Rows from a figure dataset:
* * * * * * *

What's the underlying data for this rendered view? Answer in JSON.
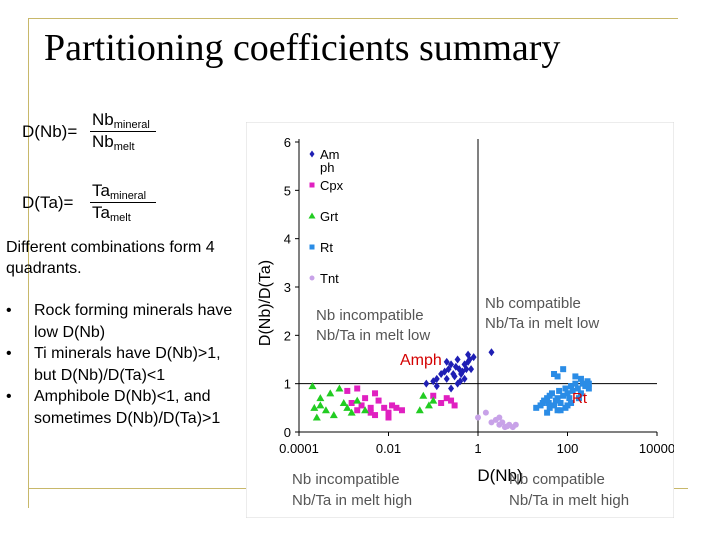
{
  "slide": {
    "title": "Partitioning coefficients summary",
    "d_nb": {
      "lhs": "D(Nb)=",
      "num_main": "Nb",
      "num_sub": "mineral",
      "den_main": "Nb",
      "den_sub": "melt"
    },
    "d_ta": {
      "lhs": "D(Ta)=",
      "num_main": "Ta",
      "num_sub": "mineral",
      "den_main": "Ta",
      "den_sub": "melt"
    },
    "intro": "Different combinations form 4 quadrants.",
    "bullets": [
      "Rock forming minerals have low D(Nb)",
      "Ti minerals have D(Nb)>1, but D(Nb)/D(Ta)<1",
      "Amphibole D(Nb)<1, and sometimes D(Nb)/D(Ta)>1"
    ]
  },
  "chart_data": {
    "type": "scatter",
    "xscale": "log",
    "xlabel": "D(Nb)",
    "ylabel": "D(Nb)/D(Ta)",
    "xlim": [
      0.0001,
      10000
    ],
    "ylim": [
      0,
      6
    ],
    "x_ticks": [
      "0.0001",
      "0.01",
      "1",
      "100",
      "10000"
    ],
    "y_ticks": [
      "0",
      "1",
      "2",
      "3",
      "4",
      "5",
      "6"
    ],
    "reference_lines": {
      "x": 1,
      "y": 1
    },
    "legend": {
      "placement": "top-left",
      "entries": [
        {
          "name": "Am ph",
          "color": "#1f1fb4",
          "marker": "diamond"
        },
        {
          "name": "Cpx",
          "color": "#e020c0",
          "marker": "square"
        },
        {
          "name": "Grt",
          "color": "#22cc22",
          "marker": "triangle"
        },
        {
          "name": "Rt",
          "color": "#2a8ce6",
          "marker": "square"
        },
        {
          "name": "Tnt",
          "color": "#c8a2e8",
          "marker": "circle"
        }
      ]
    },
    "annotations": [
      {
        "id": "q-upper-left",
        "lines": [
          "Nb incompatible",
          "Nb/Ta in melt low"
        ],
        "color": "#555555"
      },
      {
        "id": "q-upper-right",
        "lines": [
          "Nb compatible",
          "Nb/Ta in melt low"
        ],
        "color": "#555555"
      },
      {
        "id": "q-lower-left",
        "lines": [
          "Nb incompatible",
          "Nb/Ta in melt high"
        ],
        "color": "#555555"
      },
      {
        "id": "q-lower-right",
        "lines": [
          "Nb compatible",
          "Nb/Ta in melt high"
        ],
        "color": "#555555"
      },
      {
        "id": "label-amph",
        "lines": [
          "Amph"
        ],
        "color": "#d40000"
      },
      {
        "id": "label-rt",
        "lines": [
          "Rt"
        ],
        "color": "#d40000"
      }
    ],
    "series": [
      {
        "name": "Am ph",
        "color": "#1f1fb4",
        "marker": "diamond",
        "x": [
          0.07,
          0.1,
          0.12,
          0.15,
          0.18,
          0.2,
          0.22,
          0.25,
          0.28,
          0.3,
          0.32,
          0.35,
          0.38,
          0.4,
          0.42,
          0.45,
          0.5,
          0.55,
          0.6,
          0.65,
          0.7,
          0.8,
          0.12,
          0.25,
          0.35,
          0.5,
          0.6,
          0.2,
          2.0
        ],
        "y": [
          1.0,
          1.05,
          1.1,
          1.2,
          1.25,
          1.1,
          1.3,
          1.4,
          1.2,
          1.15,
          1.35,
          1.5,
          1.3,
          1.05,
          1.2,
          1.25,
          1.4,
          1.3,
          1.45,
          1.5,
          1.3,
          1.55,
          0.95,
          0.9,
          1.0,
          1.1,
          1.6,
          1.45,
          1.65
        ]
      },
      {
        "name": "Cpx",
        "color": "#e020c0",
        "marker": "square",
        "x": [
          0.0012,
          0.0015,
          0.002,
          0.0025,
          0.003,
          0.004,
          0.005,
          0.006,
          0.008,
          0.01,
          0.012,
          0.015,
          0.02,
          0.1,
          0.15,
          0.2,
          0.25,
          0.3,
          0.002,
          0.005,
          0.01,
          0.004
        ],
        "y": [
          0.85,
          0.6,
          0.45,
          0.55,
          0.7,
          0.5,
          0.35,
          0.65,
          0.5,
          0.4,
          0.55,
          0.5,
          0.45,
          0.75,
          0.6,
          0.7,
          0.65,
          0.55,
          0.9,
          0.8,
          0.3,
          0.4
        ]
      },
      {
        "name": "Grt",
        "color": "#22cc22",
        "marker": "triangle",
        "x": [
          0.0002,
          0.00022,
          0.00025,
          0.0003,
          0.0003,
          0.0004,
          0.0005,
          0.0006,
          0.0008,
          0.001,
          0.0012,
          0.0015,
          0.002,
          0.003,
          0.05,
          0.06,
          0.08,
          0.1
        ],
        "y": [
          0.95,
          0.5,
          0.3,
          0.7,
          0.55,
          0.45,
          0.8,
          0.35,
          0.9,
          0.6,
          0.5,
          0.4,
          0.65,
          0.45,
          0.45,
          0.75,
          0.55,
          0.65
        ]
      },
      {
        "name": "Rt",
        "color": "#2a8ce6",
        "marker": "square",
        "x": [
          20,
          25,
          28,
          30,
          35,
          38,
          40,
          45,
          50,
          55,
          60,
          65,
          70,
          80,
          90,
          100,
          110,
          120,
          130,
          150,
          170,
          200,
          220,
          250,
          280,
          300,
          50,
          60,
          80,
          100,
          150,
          200,
          300,
          40,
          35,
          70,
          90,
          120,
          180,
          60
        ],
        "y": [
          0.5,
          0.55,
          0.6,
          0.65,
          0.7,
          0.6,
          0.75,
          0.8,
          0.55,
          0.65,
          0.7,
          0.85,
          0.6,
          0.75,
          0.9,
          0.8,
          0.7,
          0.95,
          0.85,
          1.0,
          0.9,
          1.1,
          1.0,
          0.95,
          1.05,
          0.9,
          1.2,
          0.45,
          1.3,
          0.55,
          1.15,
          0.8,
          1.0,
          0.5,
          0.4,
          0.45,
          0.5,
          0.6,
          0.7,
          1.15
        ]
      },
      {
        "name": "Tnt",
        "color": "#c8a2e8",
        "marker": "circle",
        "x": [
          1.0,
          1.5,
          2.0,
          2.5,
          3.0,
          3.5,
          4.0,
          5.0,
          6.0,
          7.0,
          3.0,
          4.5
        ],
        "y": [
          0.3,
          0.4,
          0.2,
          0.25,
          0.15,
          0.2,
          0.1,
          0.15,
          0.1,
          0.15,
          0.3,
          0.12
        ]
      }
    ]
  }
}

* * * * * * *

▸ **TASK DETAILS**
Identify which lines contain the word "minerals" and copy each one.

▸ **SOLUTION TO THIS TASK**
      "Rock forming minerals have low D(Nb)",
      "Ti minerals have D(Nb)>1, but D(Nb)/D(Ta)<1",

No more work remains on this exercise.